Task to complete: Can you copy out the data exactly? Leave the images out.

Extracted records

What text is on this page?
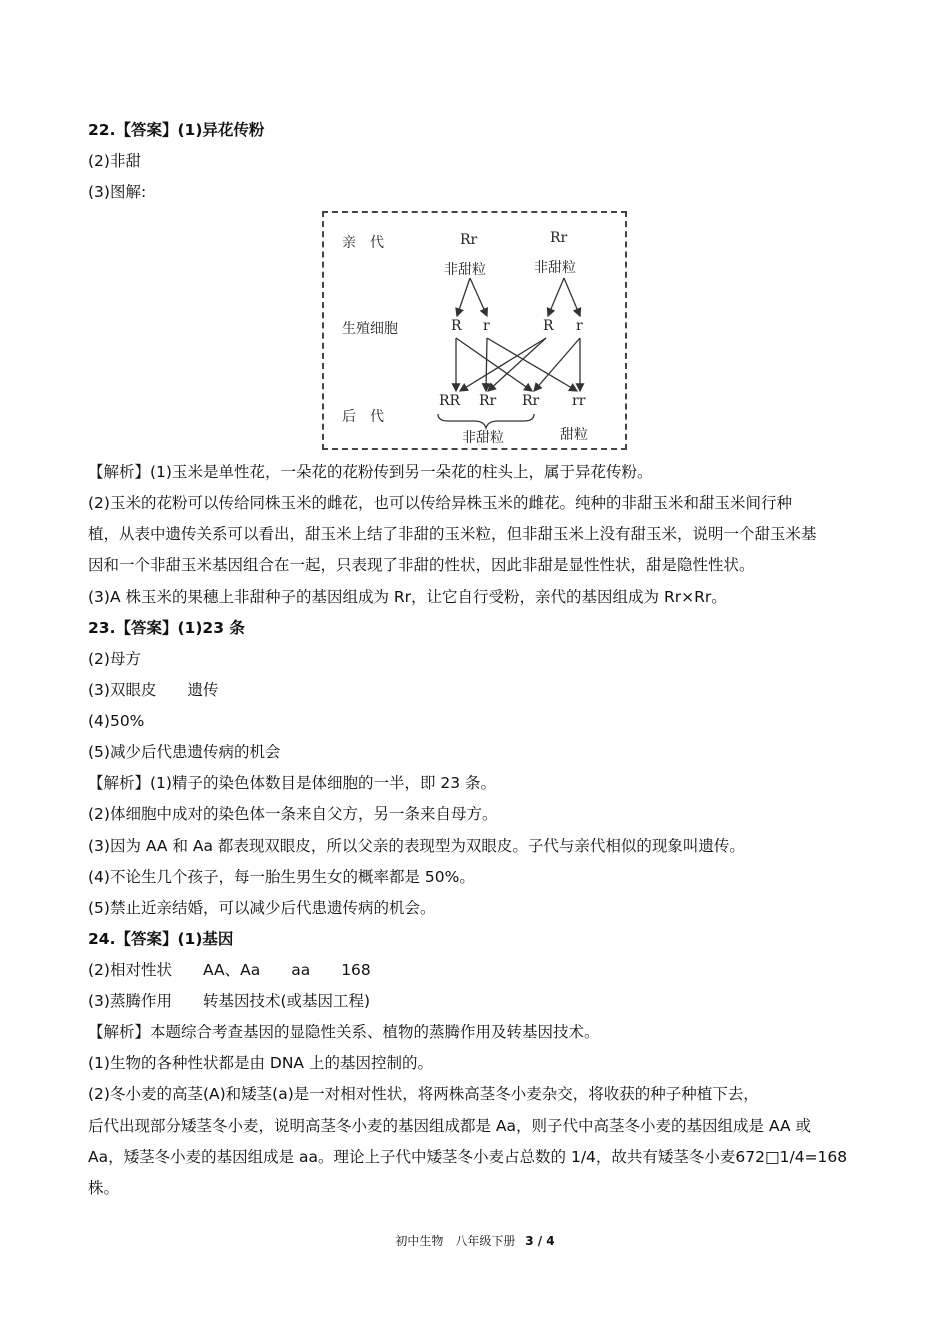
22.【答案】(1)异花传粉
(2)非甜
(3)图解:
亲　代
生殖细胞
后　代
Rr	Rr
非甜粒	非甜粒
R r	R r
RR Rr Rr rr
非甜粒	甜粒
【解析】(1)玉米是单性花，一朵花的花粉传到另一朵花的柱头上，属于异花传粉。
(2)玉米的花粉可以传给同株玉米的雌花，也可以传给异株玉米的雌花。纯种的非甜玉米和甜玉米间行种
植，从表中遗传关系可以看出，甜玉米上结了非甜的玉米粒，但非甜玉米上没有甜玉米，说明一个甜玉米基
因和一个非甜玉米基因组合在一起，只表现了非甜的性状，因此非甜是显性性状，甜是隐性性状。
(3)A 株玉米的果穗上非甜种子的基因组成为 Rr，让它自行受粉，亲代的基因组成为 Rr×Rr。
23.【答案】(1)23 条
(2)母方
(3)双眼皮　　遗传
(4)50%
(5)减少后代患遗传病的机会
【解析】(1)精子的染色体数目是体细胞的一半，即 23 条。
(2)体细胞中成对的染色体一条来自父方，另一条来自母方。
(3)因为 AA 和 Aa 都表现双眼皮，所以父亲的表现型为双眼皮。子代与亲代相似的现象叫遗传。
(4)不论生几个孩子，每一胎生男生女的概率都是 50%。
(5)禁止近亲结婚，可以减少后代患遗传病的机会。
24.【答案】(1)基因
(2)相对性状　　AA、Aa　　aa　　168
(3)蒸腾作用　　转基因技术(或基因工程)
【解析】本题综合考查基因的显隐性关系、植物的蒸腾作用及转基因技术。
(1)生物的各种性状都是由 DNA 上的基因控制的。
(2)冬小麦的高茎(A)和矮茎(a)是一对相对性状，将两株高茎冬小麦杂交，将收获的种子种植下去，
后代出现部分矮茎冬小麦，说明高茎冬小麦的基因组成都是 Aa，则子代中高茎冬小麦的基因组成是 AA 或
Aa，矮茎冬小麦的基因组成是 aa。理论上子代中矮茎冬小麦占总数的 1/4，故共有矮茎冬小麦672□1/4=168
株。
初中生物　八年级下册 3 / 4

Full solution:
What text is on this page?
22.【答案】(1)异花传粉
(2)非甜
(3)图解:
亲　代
生殖细胞
后　代
Rr	Rr
非甜粒	非甜粒
R r	R r
RR Rr Rr rr
非甜粒	甜粒
【解析】(1)玉米是单性花，一朵花的花粉传到另一朵花的柱头上，属于异花传粉。
(2)玉米的花粉可以传给同株玉米的雌花，也可以传给异株玉米的雌花。纯种的非甜玉米和甜玉米间行种
植，从表中遗传关系可以看出，甜玉米上结了非甜的玉米粒，但非甜玉米上没有甜玉米，说明一个甜玉米基
因和一个非甜玉米基因组合在一起，只表现了非甜的性状，因此非甜是显性性状，甜是隐性性状。
(3)A 株玉米的果穗上非甜种子的基因组成为 Rr，让它自行受粉，亲代的基因组成为 Rr×Rr。
23.【答案】(1)23 条
(2)母方
(3)双眼皮　　遗传
(4)50%
(5)减少后代患遗传病的机会
【解析】(1)精子的染色体数目是体细胞的一半，即 23 条。
(2)体细胞中成对的染色体一条来自父方，另一条来自母方。
(3)因为 AA 和 Aa 都表现双眼皮，所以父亲的表现型为双眼皮。子代与亲代相似的现象叫遗传。
(4)不论生几个孩子，每一胎生男生女的概率都是 50%。
(5)禁止近亲结婚，可以减少后代患遗传病的机会。
24.【答案】(1)基因
(2)相对性状　　AA、Aa　　aa　　168
(3)蒸腾作用　　转基因技术(或基因工程)
【解析】本题综合考查基因的显隐性关系、植物的蒸腾作用及转基因技术。
(1)生物的各种性状都是由 DNA 上的基因控制的。
(2)冬小麦的高茎(A)和矮茎(a)是一对相对性状，将两株高茎冬小麦杂交，将收获的种子种植下去，
后代出现部分矮茎冬小麦，说明高茎冬小麦的基因组成都是 Aa，则子代中高茎冬小麦的基因组成是 AA 或
Aa，矮茎冬小麦的基因组成是 aa。理论上子代中矮茎冬小麦占总数的 1/4，故共有矮茎冬小麦672□1/4=168
株。
初中生物　八年级下册 3 / 4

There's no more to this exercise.